# [EXERCISE GOAL]
Don't copy the pictures; return every other part of the records exactly.

# [DATA ROWS]
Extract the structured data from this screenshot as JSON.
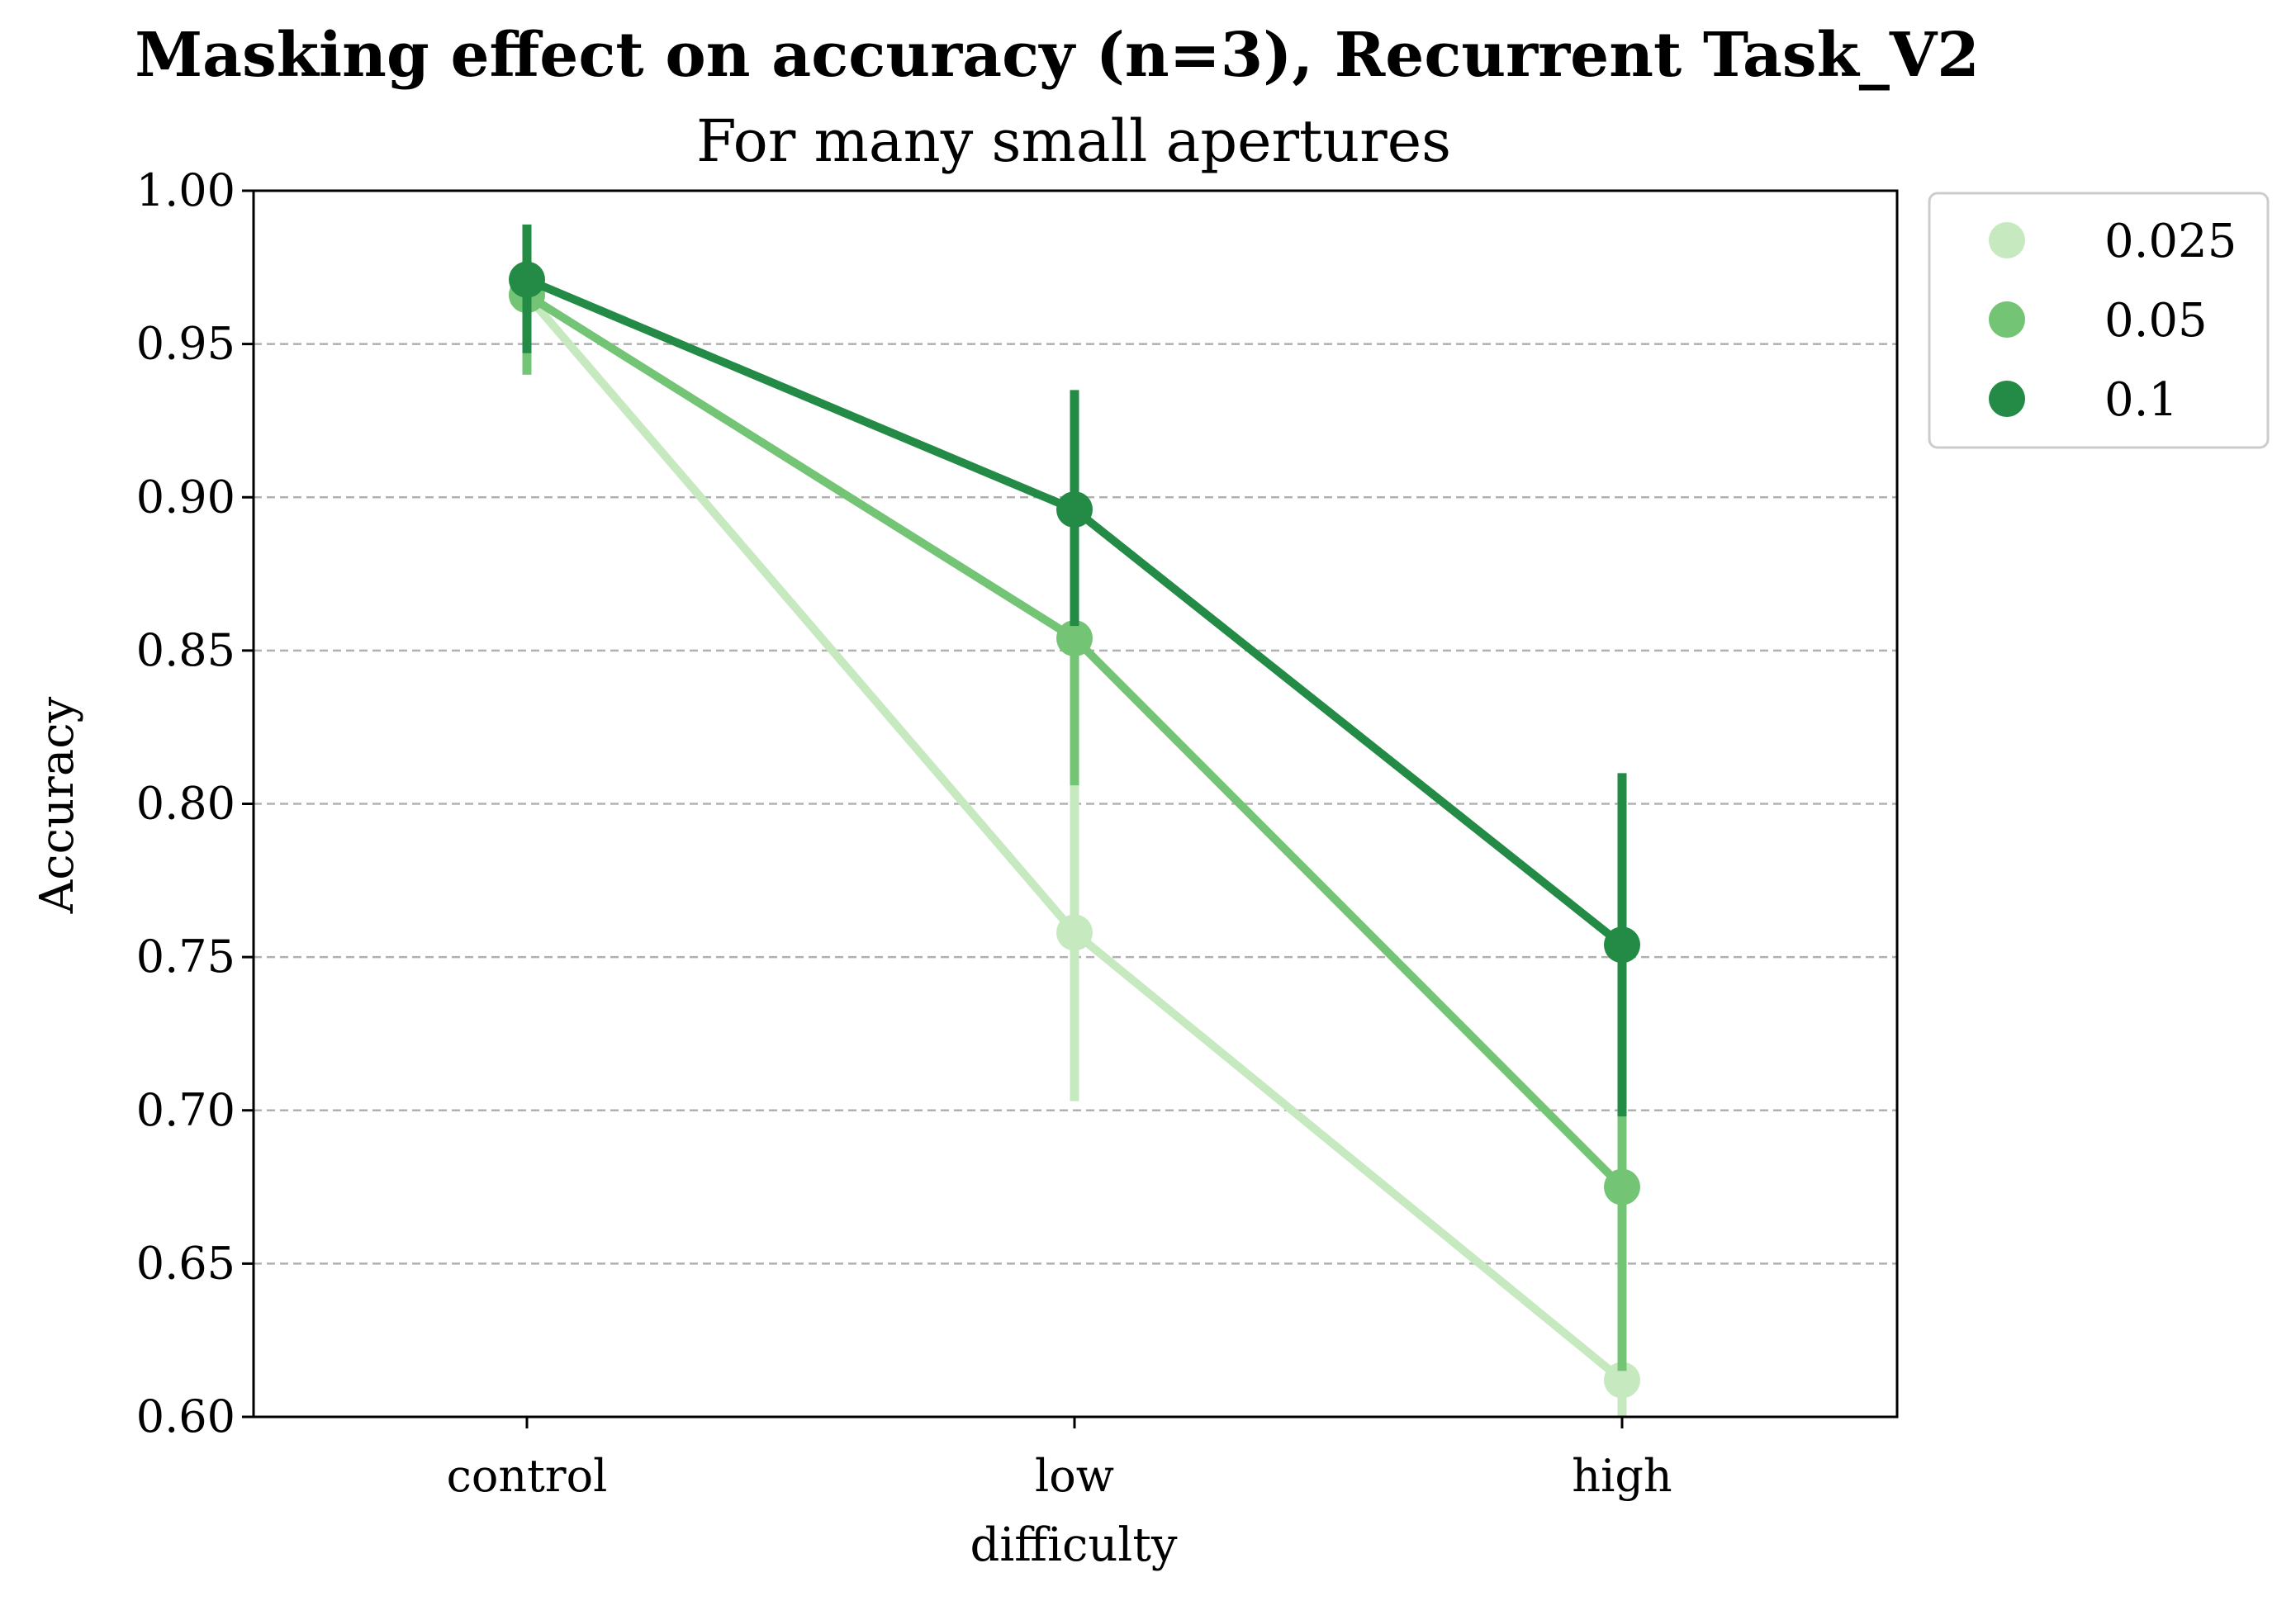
{
  "chart_data": {
    "type": "line",
    "title": "Masking effect on accuracy (n=3), Recurrent Task_V2",
    "subtitle": "For many small apertures",
    "xlabel": "difficulty",
    "ylabel": "Accuracy",
    "categories": [
      "control",
      "low",
      "high"
    ],
    "ylim": [
      0.6,
      1.0
    ],
    "yticks": [
      "0.60",
      "0.65",
      "0.70",
      "0.75",
      "0.80",
      "0.85",
      "0.90",
      "0.95",
      "1.00"
    ],
    "grid": "horizontal dashed",
    "legend_position": "outside top-right",
    "series": [
      {
        "name": "0.025",
        "color": "#c7e9c0",
        "values": [
          0.966,
          0.758,
          0.612
        ],
        "err_low": [
          0.94,
          0.703,
          0.59
        ],
        "err_high": [
          0.985,
          0.806,
          0.64
        ]
      },
      {
        "name": "0.05",
        "color": "#74c476",
        "values": [
          0.966,
          0.854,
          0.675
        ],
        "err_low": [
          0.94,
          0.806,
          0.615
        ],
        "err_high": [
          0.985,
          0.893,
          0.73
        ]
      },
      {
        "name": "0.1",
        "color": "#238b45",
        "values": [
          0.971,
          0.896,
          0.754
        ],
        "err_low": [
          0.947,
          0.858,
          0.698
        ],
        "err_high": [
          0.989,
          0.935,
          0.81
        ]
      }
    ]
  }
}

# [PROBLEM SOLUTION]
Extract the structured data from this screenshot as JSON.
{
  "chart_data": {
    "type": "line",
    "title": "Masking effect on accuracy (n=3), Recurrent Task_V2",
    "subtitle": "For many small apertures",
    "xlabel": "difficulty",
    "ylabel": "Accuracy",
    "categories": [
      "control",
      "low",
      "high"
    ],
    "ylim": [
      0.6,
      1.0
    ],
    "yticks": [
      "0.60",
      "0.65",
      "0.70",
      "0.75",
      "0.80",
      "0.85",
      "0.90",
      "0.95",
      "1.00"
    ],
    "grid": "horizontal dashed",
    "legend_position": "outside top-right",
    "series": [
      {
        "name": "0.025",
        "color": "#c7e9c0",
        "values": [
          0.966,
          0.758,
          0.612
        ],
        "err_low": [
          0.94,
          0.703,
          0.59
        ],
        "err_high": [
          0.985,
          0.806,
          0.64
        ]
      },
      {
        "name": "0.05",
        "color": "#74c476",
        "values": [
          0.966,
          0.854,
          0.675
        ],
        "err_low": [
          0.94,
          0.806,
          0.615
        ],
        "err_high": [
          0.985,
          0.893,
          0.73
        ]
      },
      {
        "name": "0.1",
        "color": "#238b45",
        "values": [
          0.971,
          0.896,
          0.754
        ],
        "err_low": [
          0.947,
          0.858,
          0.698
        ],
        "err_high": [
          0.989,
          0.935,
          0.81
        ]
      }
    ]
  }
}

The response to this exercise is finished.